# Toilet Leaking



## boongoon (Oct 29, 2008)

Hello,

I have a house that I have been working on. The toilet leaks from the floor where the toilet meets the floor. I tried several times to replace the wax ring and to no success. I have even replaced the toilet and the same problem. Please help.

Thanks,
Evan


----------



## Bill (Jun 17, 2008)

boongoon, your profile says you are a general contractor. Before we can help, are you licensed to do plumbing? If so, what code do you follow?


----------



## para1 (Jun 17, 2008)

The wax ring is probably upside down.


----------



## Bill (Jun 17, 2008)

I went to a house once where the HO tried to use one of those DIY books. Found that the plastic cover was not removed from the wax ring!

I was told the "Book" did not mention removing it!


----------



## 22rifle (Jun 14, 2008)

boongoon said:


> Hello,
> 
> I have a house that I have been working on. The toilet leaks from the floor where the toilet meets the floor. I tried several times to replace the wax ring and to no success. I have even replaced the toilet and the same problem. Please help.
> 
> ...


The other plumbers on here are probably going to be pissed at me for letting you in on this. But I like helping people out. So here goes.

The secret for these problem toilets is Liquid Nails adhesive. It takes at least one whole tube per toilet, sometimes a tube and a half. But it works every time. And it's cheap. 

Ever wonder why most plumbers carry Liquid Nails on their truck? Now you know.

Feel free to pass this tip on to your buddies. It's time we in the plumbing trade quit hogging all our secrets to ourselves.


----------



## Proud Plumber (Sep 15, 2008)

22rifle said:


> The other plumbers on here are probably going to be pissed at me for letting you in on this. But I like helping people out. So here goes.
> 
> The secret for these problem toilets is Liquid Nails adhesive. It takes at least one whole tube per toilet, sometimes a tube and a half. But it works every time. And it's cheap.
> 
> ...


 
Oh boy.... here we go. I refuse to give up my Pro-poxy secret. I call it the permatoilet. Thats all I am saying.


----------



## uaplumber (Jun 16, 2008)

Maybe it's just me, but come on man! Why why why are you troubling us with this?

• • • • • • •

SHORT TASK: Reproduce word for word the passage in the toilet leak thread from "## para1 (Jun" up to and including "mention removing it!". The listing has no connection to the toilet leak thread.

SOURCE EXCERPT:
• • • • • • •

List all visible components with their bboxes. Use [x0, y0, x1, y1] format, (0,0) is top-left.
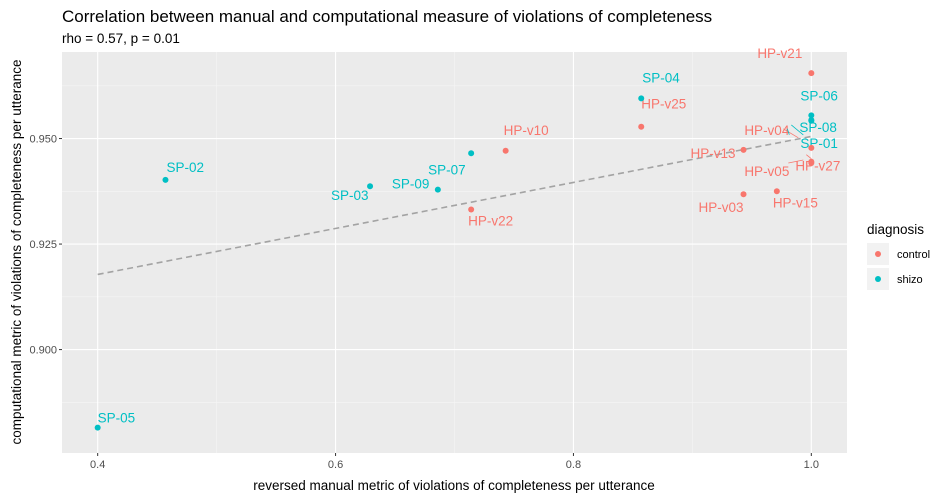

• • • • • • •

WRITTEN ANSWER:
## para1 (Jun 17, 2008)

The wax ring is probably upside down.


----------



## Bill (Jun 17, 2008)

I went to a house once where the HO tried to use one of those DIY books. Found that the plastic cover was not removed from the wax ring!

I was told the "Book" did not mention removing it!